EXERCISE GOAL -> Look over the listing below and say how many of its lines include the string "series"; give no more than that number.

DATA FOR PROCESSING ->

######

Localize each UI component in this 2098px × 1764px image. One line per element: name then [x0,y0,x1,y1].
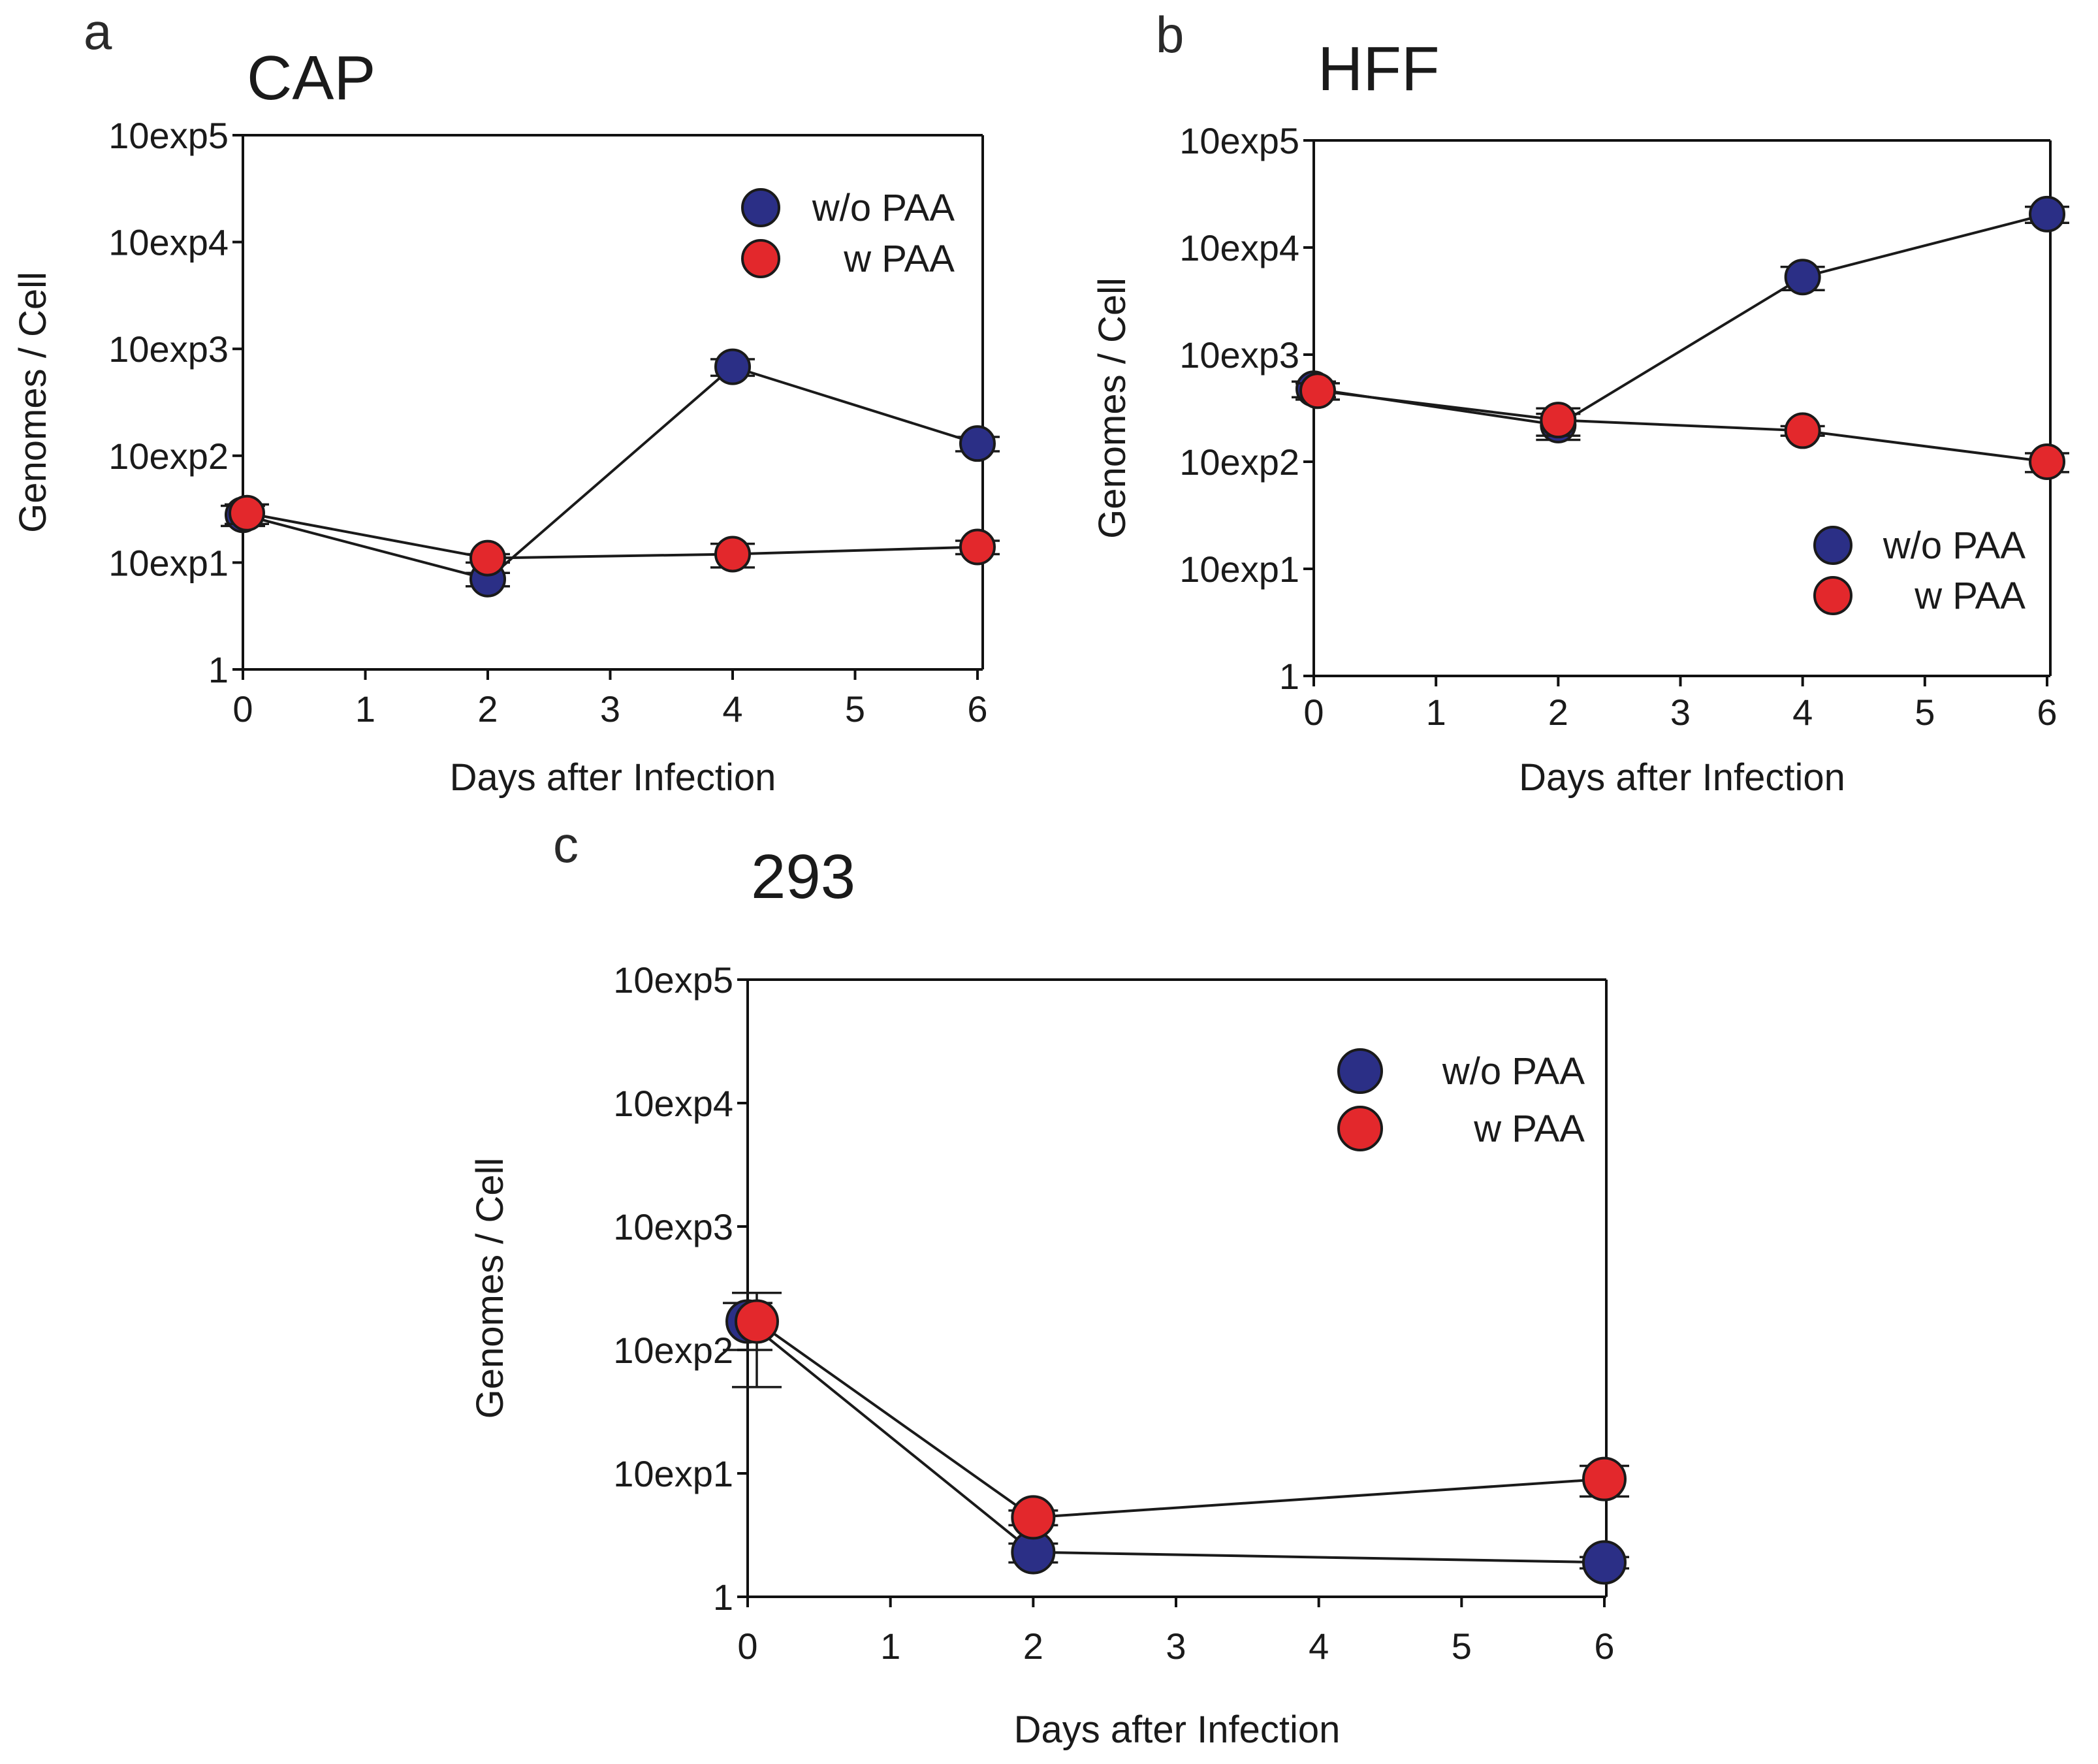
x-tick-label: 4 [1792,692,1813,733]
y-tick-label: 10exp5 [108,115,229,156]
x-tick-label: 3 [600,688,620,730]
legend: w/o PAA w PAA [1813,524,2026,617]
series-line [1313,212,2048,426]
series-with-paa [1295,372,2069,480]
x-tick-label: 4 [722,688,742,730]
legend-label: w PAA [1914,575,2026,617]
data-point [1299,372,1336,409]
y-tick-label: 10exp5 [613,959,733,1001]
y-tick-label: 10exp3 [108,329,229,370]
x-tick-label: 6 [967,688,987,730]
panel-letter: c [553,816,579,873]
series-without-paa [221,348,1000,598]
x-tick-label: 0 [737,1626,757,1667]
x-tick-label: 5 [845,688,865,730]
y-tick-label: 10exp3 [1179,334,1299,376]
y-tick-label: 10exp2 [108,436,229,477]
series-line [1317,389,2048,463]
y-tick-label: 1 [1279,656,1299,697]
x-tick-label: 6 [2037,692,2057,733]
y-tick-label: 10exp4 [613,1083,733,1124]
data-point [1784,412,1821,449]
panel-title: 293 [751,842,855,912]
data-point [959,528,996,566]
panel-title: HFF [1318,34,1440,104]
x-tick-label: 1 [1426,692,1446,733]
data-point [1784,259,1821,296]
legend-label: w PAA [1473,1108,1585,1150]
series-line [746,1320,1605,1564]
data-point [1582,1456,1627,1501]
y-tick-label: 1 [713,1577,733,1618]
x-tick-label: 3 [1670,692,1691,733]
x-tick-label: 5 [1452,1626,1472,1667]
data-point [469,539,506,577]
series-with-paa [732,1291,1629,1540]
x-tick-label: 6 [1594,1626,1614,1667]
series-with-paa [225,494,1000,577]
series-line [246,511,978,560]
x-tick-label: 4 [1309,1626,1329,1667]
legend-marker [1813,526,1852,565]
legend: w/o PAA w PAA [1337,1048,1585,1151]
legend-marker [1337,1106,1383,1151]
x-tick-label: 2 [1548,692,1568,733]
x-tick-label: 5 [1915,692,1935,733]
series-without-paa [1292,195,2069,443]
legend: w/o PAA w PAA [741,187,955,280]
y-axis-label: Genomes / Cell [12,272,54,533]
x-axis-label: Days after Infection [1519,756,1845,799]
y-tick-label: 10exp1 [108,542,229,583]
y-tick-label: 10exp2 [613,1330,733,1371]
x-tick-label: 1 [355,688,375,730]
y-tick-label: 10exp1 [613,1453,733,1494]
x-tick-label: 0 [232,688,253,730]
data-point [714,536,751,573]
y-tick-label: 10exp4 [108,222,229,263]
legend-marker [1337,1048,1383,1094]
data-point [1540,402,1577,439]
data-point [959,425,996,462]
data-point [2029,195,2065,233]
legend-label: w/o PAA [812,187,955,229]
data-point [229,494,265,532]
x-tick-label: 2 [1023,1626,1043,1667]
panel-letter: a [84,3,112,60]
x-tick-label: 2 [477,688,498,730]
legend-label: w PAA [843,238,955,280]
legend-marker [741,239,780,278]
data-point [714,348,751,385]
x-tick-label: 0 [1303,692,1324,733]
x-axis-label: Days after Infection [1014,1708,1341,1751]
y-tick-label: 10exp1 [1179,549,1299,590]
y-tick-label: 10exp4 [1179,227,1299,268]
x-tick-label: 3 [1166,1626,1186,1667]
panel-title: CAP [247,43,375,113]
data-point [2029,443,2065,480]
y-axis-label: Genomes / Cell [1091,278,1134,539]
y-tick-label: 10exp3 [613,1206,733,1247]
series-line [755,1320,1605,1519]
data-point [1582,1540,1627,1585]
series-without-paa [723,1299,1629,1585]
y-tick-label: 1 [208,649,229,690]
x-axis-label: Days after Infection [450,756,776,799]
series-line [242,365,978,581]
legend-marker [1813,576,1852,615]
legend-label: w/o PAA [1883,524,2026,567]
y-axis-label: Genomes / Cell [469,1158,511,1419]
panel-letter: b [1156,6,1184,63]
data-point [735,1299,779,1344]
legend-marker [741,188,780,227]
y-tick-label: 10exp5 [1179,120,1299,161]
y-tick-label: 10exp2 [1179,441,1299,483]
x-tick-label: 1 [880,1626,900,1667]
legend-label: w/o PAA [1442,1050,1585,1093]
data-point [1011,1495,1056,1540]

######

RESULT OF THE TASK -> 12